Stated exercise:
Set the listing down again in full, word for word, with the pictures left out.

Records for this exercise:
=-=-=

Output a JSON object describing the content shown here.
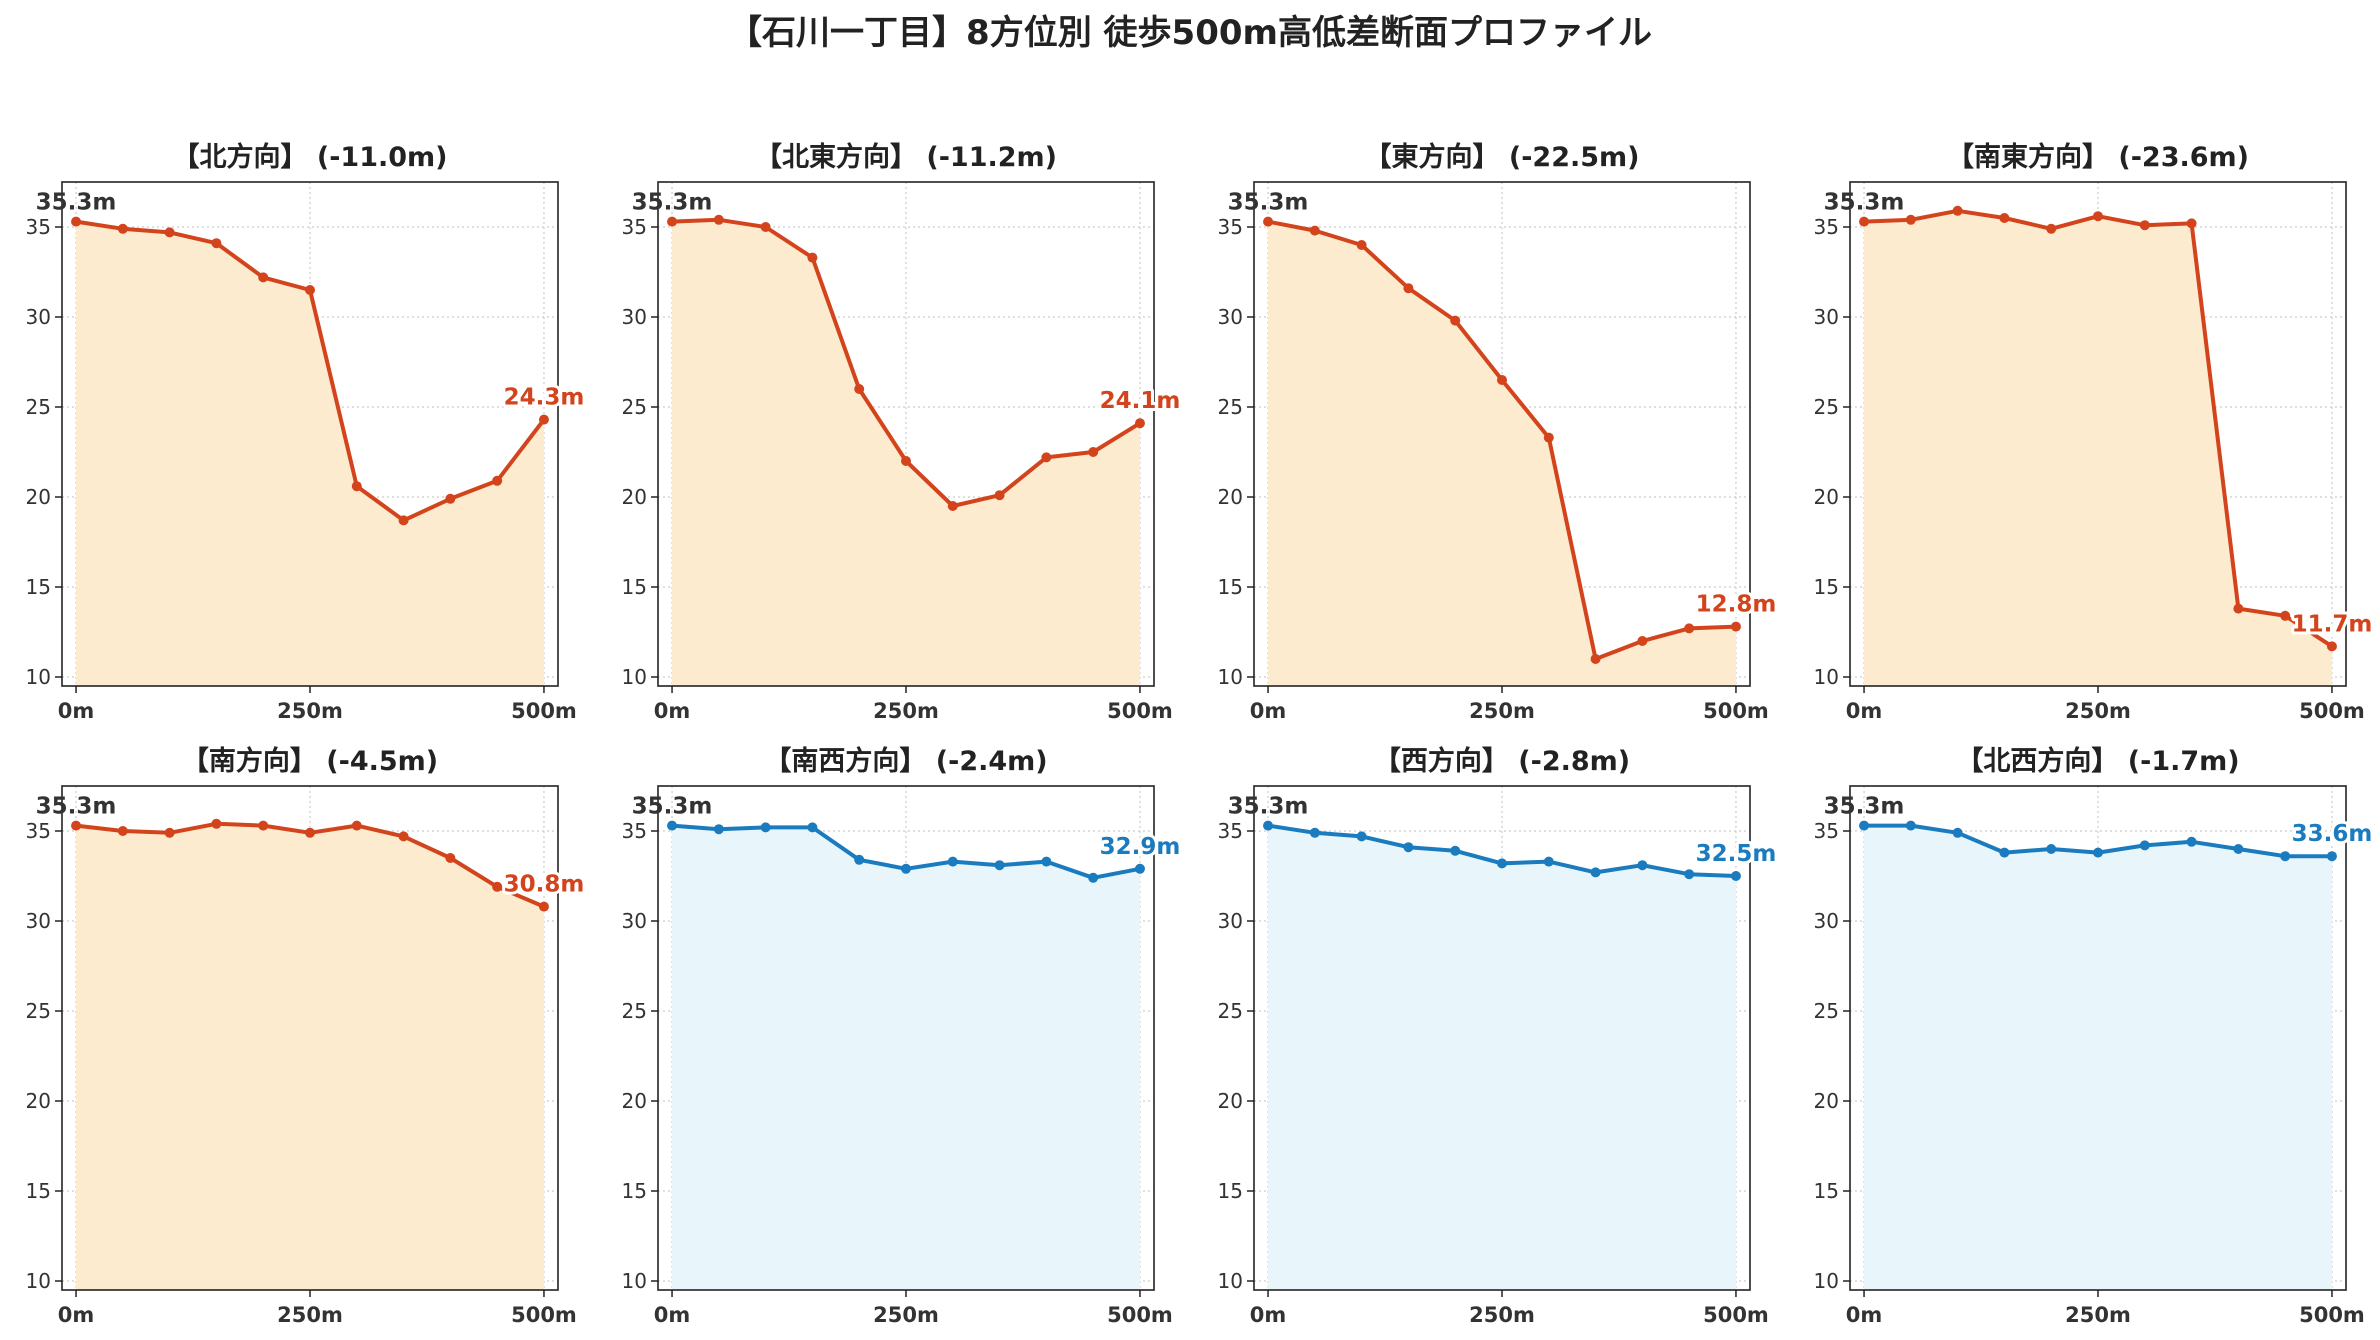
{
  "figure_title": "【石川一丁目】8方位別 徒歩500m高低差断面プロファイル",
  "colors": {
    "down_line": "#d3441c",
    "down_fill": "#fdebd0",
    "up_line": "#1a7bbf",
    "up_fill": "#e8f6fc",
    "grid": "#cccccc",
    "start_label": "#333333"
  },
  "chart_data": [
    {
      "type": "line",
      "title": "【北方向】 (-11.0m)",
      "x": [
        0,
        50,
        100,
        150,
        200,
        250,
        300,
        350,
        400,
        450,
        500
      ],
      "values": [
        35.3,
        34.9,
        34.7,
        34.1,
        32.2,
        31.5,
        20.6,
        18.7,
        19.9,
        20.9,
        24.3
      ],
      "start_label": "35.3m",
      "end_label": "24.3m",
      "style": "down",
      "xticks": [
        "0m",
        "250m",
        "500m"
      ],
      "yticks": [
        10,
        15,
        20,
        25,
        30,
        35
      ],
      "ylim": [
        9.5,
        37.5
      ],
      "xlim": [
        -15,
        515
      ],
      "grid": true
    },
    {
      "type": "line",
      "title": "【北東方向】 (-11.2m)",
      "x": [
        0,
        50,
        100,
        150,
        200,
        250,
        300,
        350,
        400,
        450,
        500
      ],
      "values": [
        35.3,
        35.4,
        35.0,
        33.3,
        26.0,
        22.0,
        19.5,
        20.1,
        22.2,
        22.5,
        24.1
      ],
      "start_label": "35.3m",
      "end_label": "24.1m",
      "style": "down",
      "xticks": [
        "0m",
        "250m",
        "500m"
      ],
      "yticks": [
        10,
        15,
        20,
        25,
        30,
        35
      ],
      "ylim": [
        9.5,
        37.5
      ],
      "xlim": [
        -15,
        515
      ],
      "grid": true
    },
    {
      "type": "line",
      "title": "【東方向】 (-22.5m)",
      "x": [
        0,
        50,
        100,
        150,
        200,
        250,
        300,
        350,
        400,
        450,
        500
      ],
      "values": [
        35.3,
        34.8,
        34.0,
        31.6,
        29.8,
        26.5,
        23.3,
        11.0,
        12.0,
        12.7,
        12.8
      ],
      "start_label": "35.3m",
      "end_label": "12.8m",
      "style": "down",
      "xticks": [
        "0m",
        "250m",
        "500m"
      ],
      "yticks": [
        10,
        15,
        20,
        25,
        30,
        35
      ],
      "ylim": [
        9.5,
        37.5
      ],
      "xlim": [
        -15,
        515
      ],
      "grid": true
    },
    {
      "type": "line",
      "title": "【南東方向】 (-23.6m)",
      "x": [
        0,
        50,
        100,
        150,
        200,
        250,
        300,
        350,
        400,
        450,
        500
      ],
      "values": [
        35.3,
        35.4,
        35.9,
        35.5,
        34.9,
        35.6,
        35.1,
        35.2,
        13.8,
        13.4,
        11.7
      ],
      "start_label": "35.3m",
      "end_label": "11.7m",
      "style": "down",
      "xticks": [
        "0m",
        "250m",
        "500m"
      ],
      "yticks": [
        10,
        15,
        20,
        25,
        30,
        35
      ],
      "ylim": [
        9.5,
        37.5
      ],
      "xlim": [
        -15,
        515
      ],
      "grid": true
    },
    {
      "type": "line",
      "title": "【南方向】 (-4.5m)",
      "x": [
        0,
        50,
        100,
        150,
        200,
        250,
        300,
        350,
        400,
        450,
        500
      ],
      "values": [
        35.3,
        35.0,
        34.9,
        35.4,
        35.3,
        34.9,
        35.3,
        34.7,
        33.5,
        31.9,
        30.8
      ],
      "start_label": "35.3m",
      "end_label": "30.8m",
      "style": "down",
      "xticks": [
        "0m",
        "250m",
        "500m"
      ],
      "yticks": [
        10,
        15,
        20,
        25,
        30,
        35
      ],
      "ylim": [
        9.5,
        37.5
      ],
      "xlim": [
        -15,
        515
      ],
      "grid": true
    },
    {
      "type": "line",
      "title": "【南西方向】 (-2.4m)",
      "x": [
        0,
        50,
        100,
        150,
        200,
        250,
        300,
        350,
        400,
        450,
        500
      ],
      "values": [
        35.3,
        35.1,
        35.2,
        35.2,
        33.4,
        32.9,
        33.3,
        33.1,
        33.3,
        32.4,
        32.9
      ],
      "start_label": "35.3m",
      "end_label": "32.9m",
      "style": "up",
      "xticks": [
        "0m",
        "250m",
        "500m"
      ],
      "yticks": [
        10,
        15,
        20,
        25,
        30,
        35
      ],
      "ylim": [
        9.5,
        37.5
      ],
      "xlim": [
        -15,
        515
      ],
      "grid": true
    },
    {
      "type": "line",
      "title": "【西方向】 (-2.8m)",
      "x": [
        0,
        50,
        100,
        150,
        200,
        250,
        300,
        350,
        400,
        450,
        500
      ],
      "values": [
        35.3,
        34.9,
        34.7,
        34.1,
        33.9,
        33.2,
        33.3,
        32.7,
        33.1,
        32.6,
        32.5
      ],
      "start_label": "35.3m",
      "end_label": "32.5m",
      "style": "up",
      "xticks": [
        "0m",
        "250m",
        "500m"
      ],
      "yticks": [
        10,
        15,
        20,
        25,
        30,
        35
      ],
      "ylim": [
        9.5,
        37.5
      ],
      "xlim": [
        -15,
        515
      ],
      "grid": true
    },
    {
      "type": "line",
      "title": "【北西方向】 (-1.7m)",
      "x": [
        0,
        50,
        100,
        150,
        200,
        250,
        300,
        350,
        400,
        450,
        500
      ],
      "values": [
        35.3,
        35.3,
        34.9,
        33.8,
        34.0,
        33.8,
        34.2,
        34.4,
        34.0,
        33.6,
        33.6
      ],
      "start_label": "35.3m",
      "end_label": "33.6m",
      "style": "up",
      "xticks": [
        "0m",
        "250m",
        "500m"
      ],
      "yticks": [
        10,
        15,
        20,
        25,
        30,
        35
      ],
      "ylim": [
        9.5,
        37.5
      ],
      "xlim": [
        -15,
        515
      ],
      "grid": true
    }
  ]
}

=-=-=

Written solution:
Output a JSON object describing the content shown here.
{
  "figure_title": "【石川一丁目】8方位別 徒歩500m高低差断面プロファイル",
  "colors": {
    "down_line": "#d3441c",
    "down_fill": "#fdebd0",
    "up_line": "#1a7bbf",
    "up_fill": "#e8f6fc",
    "grid": "#cccccc",
    "start_label": "#333333"
  },
  "chart_data": [
    {
      "type": "line",
      "title": "【北方向】 (-11.0m)",
      "x": [
        0,
        50,
        100,
        150,
        200,
        250,
        300,
        350,
        400,
        450,
        500
      ],
      "values": [
        35.3,
        34.9,
        34.7,
        34.1,
        32.2,
        31.5,
        20.6,
        18.7,
        19.9,
        20.9,
        24.3
      ],
      "start_label": "35.3m",
      "end_label": "24.3m",
      "style": "down",
      "xticks": [
        "0m",
        "250m",
        "500m"
      ],
      "yticks": [
        10,
        15,
        20,
        25,
        30,
        35
      ],
      "ylim": [
        9.5,
        37.5
      ],
      "xlim": [
        -15,
        515
      ],
      "grid": true
    },
    {
      "type": "line",
      "title": "【北東方向】 (-11.2m)",
      "x": [
        0,
        50,
        100,
        150,
        200,
        250,
        300,
        350,
        400,
        450,
        500
      ],
      "values": [
        35.3,
        35.4,
        35.0,
        33.3,
        26.0,
        22.0,
        19.5,
        20.1,
        22.2,
        22.5,
        24.1
      ],
      "start_label": "35.3m",
      "end_label": "24.1m",
      "style": "down",
      "xticks": [
        "0m",
        "250m",
        "500m"
      ],
      "yticks": [
        10,
        15,
        20,
        25,
        30,
        35
      ],
      "ylim": [
        9.5,
        37.5
      ],
      "xlim": [
        -15,
        515
      ],
      "grid": true
    },
    {
      "type": "line",
      "title": "【東方向】 (-22.5m)",
      "x": [
        0,
        50,
        100,
        150,
        200,
        250,
        300,
        350,
        400,
        450,
        500
      ],
      "values": [
        35.3,
        34.8,
        34.0,
        31.6,
        29.8,
        26.5,
        23.3,
        11.0,
        12.0,
        12.7,
        12.8
      ],
      "start_label": "35.3m",
      "end_label": "12.8m",
      "style": "down",
      "xticks": [
        "0m",
        "250m",
        "500m"
      ],
      "yticks": [
        10,
        15,
        20,
        25,
        30,
        35
      ],
      "ylim": [
        9.5,
        37.5
      ],
      "xlim": [
        -15,
        515
      ],
      "grid": true
    },
    {
      "type": "line",
      "title": "【南東方向】 (-23.6m)",
      "x": [
        0,
        50,
        100,
        150,
        200,
        250,
        300,
        350,
        400,
        450,
        500
      ],
      "values": [
        35.3,
        35.4,
        35.9,
        35.5,
        34.9,
        35.6,
        35.1,
        35.2,
        13.8,
        13.4,
        11.7
      ],
      "start_label": "35.3m",
      "end_label": "11.7m",
      "style": "down",
      "xticks": [
        "0m",
        "250m",
        "500m"
      ],
      "yticks": [
        10,
        15,
        20,
        25,
        30,
        35
      ],
      "ylim": [
        9.5,
        37.5
      ],
      "xlim": [
        -15,
        515
      ],
      "grid": true
    },
    {
      "type": "line",
      "title": "【南方向】 (-4.5m)",
      "x": [
        0,
        50,
        100,
        150,
        200,
        250,
        300,
        350,
        400,
        450,
        500
      ],
      "values": [
        35.3,
        35.0,
        34.9,
        35.4,
        35.3,
        34.9,
        35.3,
        34.7,
        33.5,
        31.9,
        30.8
      ],
      "start_label": "35.3m",
      "end_label": "30.8m",
      "style": "down",
      "xticks": [
        "0m",
        "250m",
        "500m"
      ],
      "yticks": [
        10,
        15,
        20,
        25,
        30,
        35
      ],
      "ylim": [
        9.5,
        37.5
      ],
      "xlim": [
        -15,
        515
      ],
      "grid": true
    },
    {
      "type": "line",
      "title": "【南西方向】 (-2.4m)",
      "x": [
        0,
        50,
        100,
        150,
        200,
        250,
        300,
        350,
        400,
        450,
        500
      ],
      "values": [
        35.3,
        35.1,
        35.2,
        35.2,
        33.4,
        32.9,
        33.3,
        33.1,
        33.3,
        32.4,
        32.9
      ],
      "start_label": "35.3m",
      "end_label": "32.9m",
      "style": "up",
      "xticks": [
        "0m",
        "250m",
        "500m"
      ],
      "yticks": [
        10,
        15,
        20,
        25,
        30,
        35
      ],
      "ylim": [
        9.5,
        37.5
      ],
      "xlim": [
        -15,
        515
      ],
      "grid": true
    },
    {
      "type": "line",
      "title": "【西方向】 (-2.8m)",
      "x": [
        0,
        50,
        100,
        150,
        200,
        250,
        300,
        350,
        400,
        450,
        500
      ],
      "values": [
        35.3,
        34.9,
        34.7,
        34.1,
        33.9,
        33.2,
        33.3,
        32.7,
        33.1,
        32.6,
        32.5
      ],
      "start_label": "35.3m",
      "end_label": "32.5m",
      "style": "up",
      "xticks": [
        "0m",
        "250m",
        "500m"
      ],
      "yticks": [
        10,
        15,
        20,
        25,
        30,
        35
      ],
      "ylim": [
        9.5,
        37.5
      ],
      "xlim": [
        -15,
        515
      ],
      "grid": true
    },
    {
      "type": "line",
      "title": "【北西方向】 (-1.7m)",
      "x": [
        0,
        50,
        100,
        150,
        200,
        250,
        300,
        350,
        400,
        450,
        500
      ],
      "values": [
        35.3,
        35.3,
        34.9,
        33.8,
        34.0,
        33.8,
        34.2,
        34.4,
        34.0,
        33.6,
        33.6
      ],
      "start_label": "35.3m",
      "end_label": "33.6m",
      "style": "up",
      "xticks": [
        "0m",
        "250m",
        "500m"
      ],
      "yticks": [
        10,
        15,
        20,
        25,
        30,
        35
      ],
      "ylim": [
        9.5,
        37.5
      ],
      "xlim": [
        -15,
        515
      ],
      "grid": true
    }
  ]
}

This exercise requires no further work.